** START **

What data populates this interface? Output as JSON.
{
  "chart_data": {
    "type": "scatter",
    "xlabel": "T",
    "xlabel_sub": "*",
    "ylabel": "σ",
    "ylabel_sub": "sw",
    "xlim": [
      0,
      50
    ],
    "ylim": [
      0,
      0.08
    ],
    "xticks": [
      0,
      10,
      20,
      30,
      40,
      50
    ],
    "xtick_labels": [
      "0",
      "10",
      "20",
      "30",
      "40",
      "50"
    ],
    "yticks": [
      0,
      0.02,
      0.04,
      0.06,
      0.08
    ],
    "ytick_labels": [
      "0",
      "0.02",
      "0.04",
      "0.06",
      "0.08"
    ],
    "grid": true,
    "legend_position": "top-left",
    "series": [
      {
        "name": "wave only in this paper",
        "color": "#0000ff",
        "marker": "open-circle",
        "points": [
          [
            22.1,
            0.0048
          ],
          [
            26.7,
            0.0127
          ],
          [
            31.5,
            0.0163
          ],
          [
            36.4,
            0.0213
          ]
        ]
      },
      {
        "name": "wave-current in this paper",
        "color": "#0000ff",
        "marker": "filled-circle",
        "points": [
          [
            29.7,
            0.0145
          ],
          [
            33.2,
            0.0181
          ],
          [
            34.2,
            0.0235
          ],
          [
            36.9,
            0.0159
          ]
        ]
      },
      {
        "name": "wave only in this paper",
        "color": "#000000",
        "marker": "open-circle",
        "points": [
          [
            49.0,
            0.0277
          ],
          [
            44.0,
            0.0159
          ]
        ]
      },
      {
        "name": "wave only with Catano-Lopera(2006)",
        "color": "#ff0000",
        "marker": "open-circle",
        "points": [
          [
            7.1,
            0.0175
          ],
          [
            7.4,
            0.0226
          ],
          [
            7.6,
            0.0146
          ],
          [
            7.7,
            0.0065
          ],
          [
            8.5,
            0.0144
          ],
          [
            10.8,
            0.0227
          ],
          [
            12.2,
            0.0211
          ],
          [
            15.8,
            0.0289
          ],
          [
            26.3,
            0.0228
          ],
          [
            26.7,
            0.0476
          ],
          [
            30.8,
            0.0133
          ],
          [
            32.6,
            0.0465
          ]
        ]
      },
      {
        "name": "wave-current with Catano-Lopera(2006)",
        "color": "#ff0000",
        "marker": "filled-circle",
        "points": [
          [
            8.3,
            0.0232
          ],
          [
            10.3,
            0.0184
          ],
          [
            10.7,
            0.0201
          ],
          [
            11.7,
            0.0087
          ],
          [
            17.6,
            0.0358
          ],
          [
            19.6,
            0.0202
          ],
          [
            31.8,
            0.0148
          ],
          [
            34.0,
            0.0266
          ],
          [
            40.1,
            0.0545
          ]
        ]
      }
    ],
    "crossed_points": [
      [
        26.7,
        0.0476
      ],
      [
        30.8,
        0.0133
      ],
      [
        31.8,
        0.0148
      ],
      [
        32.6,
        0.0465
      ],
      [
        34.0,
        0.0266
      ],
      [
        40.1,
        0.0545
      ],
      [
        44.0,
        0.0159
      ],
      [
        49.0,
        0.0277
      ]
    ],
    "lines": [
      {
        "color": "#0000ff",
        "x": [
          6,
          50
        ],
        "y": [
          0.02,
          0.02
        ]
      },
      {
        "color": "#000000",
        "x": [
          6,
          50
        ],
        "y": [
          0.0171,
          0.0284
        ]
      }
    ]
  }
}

** END **
** START **

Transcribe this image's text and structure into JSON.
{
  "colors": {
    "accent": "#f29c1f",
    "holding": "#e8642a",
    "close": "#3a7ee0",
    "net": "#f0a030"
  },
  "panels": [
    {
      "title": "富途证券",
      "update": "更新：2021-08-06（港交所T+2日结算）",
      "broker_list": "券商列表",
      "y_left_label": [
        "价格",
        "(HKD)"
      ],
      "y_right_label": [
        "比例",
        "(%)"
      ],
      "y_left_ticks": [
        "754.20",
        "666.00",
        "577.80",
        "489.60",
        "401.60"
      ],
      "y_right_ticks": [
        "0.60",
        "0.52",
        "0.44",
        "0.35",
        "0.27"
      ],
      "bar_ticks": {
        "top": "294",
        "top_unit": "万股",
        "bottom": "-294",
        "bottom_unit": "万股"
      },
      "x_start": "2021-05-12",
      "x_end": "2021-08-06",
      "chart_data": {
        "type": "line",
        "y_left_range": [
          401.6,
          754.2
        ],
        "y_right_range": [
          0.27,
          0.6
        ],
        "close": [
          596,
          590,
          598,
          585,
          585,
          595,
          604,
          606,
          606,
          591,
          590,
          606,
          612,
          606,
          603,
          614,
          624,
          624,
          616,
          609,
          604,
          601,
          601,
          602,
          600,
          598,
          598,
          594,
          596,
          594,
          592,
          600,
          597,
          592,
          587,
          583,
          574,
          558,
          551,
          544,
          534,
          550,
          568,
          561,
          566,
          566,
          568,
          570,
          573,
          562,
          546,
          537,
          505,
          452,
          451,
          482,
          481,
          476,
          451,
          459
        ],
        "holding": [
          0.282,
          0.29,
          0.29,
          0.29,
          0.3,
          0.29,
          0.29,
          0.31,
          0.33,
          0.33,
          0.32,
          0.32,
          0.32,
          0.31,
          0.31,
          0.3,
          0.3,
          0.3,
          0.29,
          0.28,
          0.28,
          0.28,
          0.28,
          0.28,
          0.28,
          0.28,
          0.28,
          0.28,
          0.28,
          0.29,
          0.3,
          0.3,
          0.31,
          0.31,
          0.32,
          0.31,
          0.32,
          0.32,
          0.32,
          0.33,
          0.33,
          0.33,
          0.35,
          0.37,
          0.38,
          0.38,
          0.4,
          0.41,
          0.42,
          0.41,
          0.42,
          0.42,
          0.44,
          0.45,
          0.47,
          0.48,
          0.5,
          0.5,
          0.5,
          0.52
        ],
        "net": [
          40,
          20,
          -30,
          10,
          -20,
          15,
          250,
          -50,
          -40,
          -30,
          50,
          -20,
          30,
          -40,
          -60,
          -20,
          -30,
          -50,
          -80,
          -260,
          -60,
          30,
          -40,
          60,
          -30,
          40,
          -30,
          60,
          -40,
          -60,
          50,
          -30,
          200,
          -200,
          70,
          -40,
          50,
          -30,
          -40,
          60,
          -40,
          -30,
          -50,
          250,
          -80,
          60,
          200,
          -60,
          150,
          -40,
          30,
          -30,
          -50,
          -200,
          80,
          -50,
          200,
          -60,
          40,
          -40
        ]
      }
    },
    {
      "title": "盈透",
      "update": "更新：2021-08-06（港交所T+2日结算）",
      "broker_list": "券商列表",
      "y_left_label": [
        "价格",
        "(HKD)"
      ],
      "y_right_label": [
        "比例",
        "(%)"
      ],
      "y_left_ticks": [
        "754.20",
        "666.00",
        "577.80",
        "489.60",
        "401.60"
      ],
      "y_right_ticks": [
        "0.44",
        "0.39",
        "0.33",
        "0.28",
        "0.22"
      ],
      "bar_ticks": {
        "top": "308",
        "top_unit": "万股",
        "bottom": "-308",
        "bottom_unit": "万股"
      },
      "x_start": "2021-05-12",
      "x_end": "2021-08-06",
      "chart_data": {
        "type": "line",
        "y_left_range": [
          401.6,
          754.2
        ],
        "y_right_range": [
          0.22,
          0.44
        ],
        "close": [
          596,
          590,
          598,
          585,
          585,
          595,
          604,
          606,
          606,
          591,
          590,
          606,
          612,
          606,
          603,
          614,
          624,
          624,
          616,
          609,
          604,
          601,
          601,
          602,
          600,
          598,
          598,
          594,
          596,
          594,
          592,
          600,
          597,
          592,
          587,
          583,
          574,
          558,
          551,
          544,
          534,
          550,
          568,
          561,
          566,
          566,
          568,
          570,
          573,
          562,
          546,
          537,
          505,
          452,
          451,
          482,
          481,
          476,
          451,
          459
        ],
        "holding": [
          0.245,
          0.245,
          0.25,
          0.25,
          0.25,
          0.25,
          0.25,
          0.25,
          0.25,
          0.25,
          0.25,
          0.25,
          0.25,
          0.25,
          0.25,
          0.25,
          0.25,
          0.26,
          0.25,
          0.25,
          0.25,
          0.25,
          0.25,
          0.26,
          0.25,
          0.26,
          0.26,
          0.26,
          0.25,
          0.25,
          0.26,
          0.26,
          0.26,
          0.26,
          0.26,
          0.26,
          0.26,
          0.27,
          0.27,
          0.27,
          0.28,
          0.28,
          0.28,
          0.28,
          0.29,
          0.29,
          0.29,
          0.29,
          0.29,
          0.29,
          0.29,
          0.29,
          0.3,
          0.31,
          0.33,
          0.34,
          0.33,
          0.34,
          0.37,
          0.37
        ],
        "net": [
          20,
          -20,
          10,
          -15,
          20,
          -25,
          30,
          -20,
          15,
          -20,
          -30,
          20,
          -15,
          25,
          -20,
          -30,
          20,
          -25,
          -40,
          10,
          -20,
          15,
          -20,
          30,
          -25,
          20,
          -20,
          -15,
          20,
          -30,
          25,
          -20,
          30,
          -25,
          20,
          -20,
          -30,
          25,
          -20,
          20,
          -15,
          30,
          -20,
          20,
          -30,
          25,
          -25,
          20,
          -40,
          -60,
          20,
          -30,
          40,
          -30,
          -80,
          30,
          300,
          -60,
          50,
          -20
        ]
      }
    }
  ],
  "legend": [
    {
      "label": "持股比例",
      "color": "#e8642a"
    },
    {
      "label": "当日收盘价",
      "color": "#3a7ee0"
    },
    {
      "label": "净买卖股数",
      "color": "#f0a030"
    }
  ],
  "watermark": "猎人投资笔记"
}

** END **

## What to do
Reply with one number only, the count of lines above that hold the string "this".

## Response
5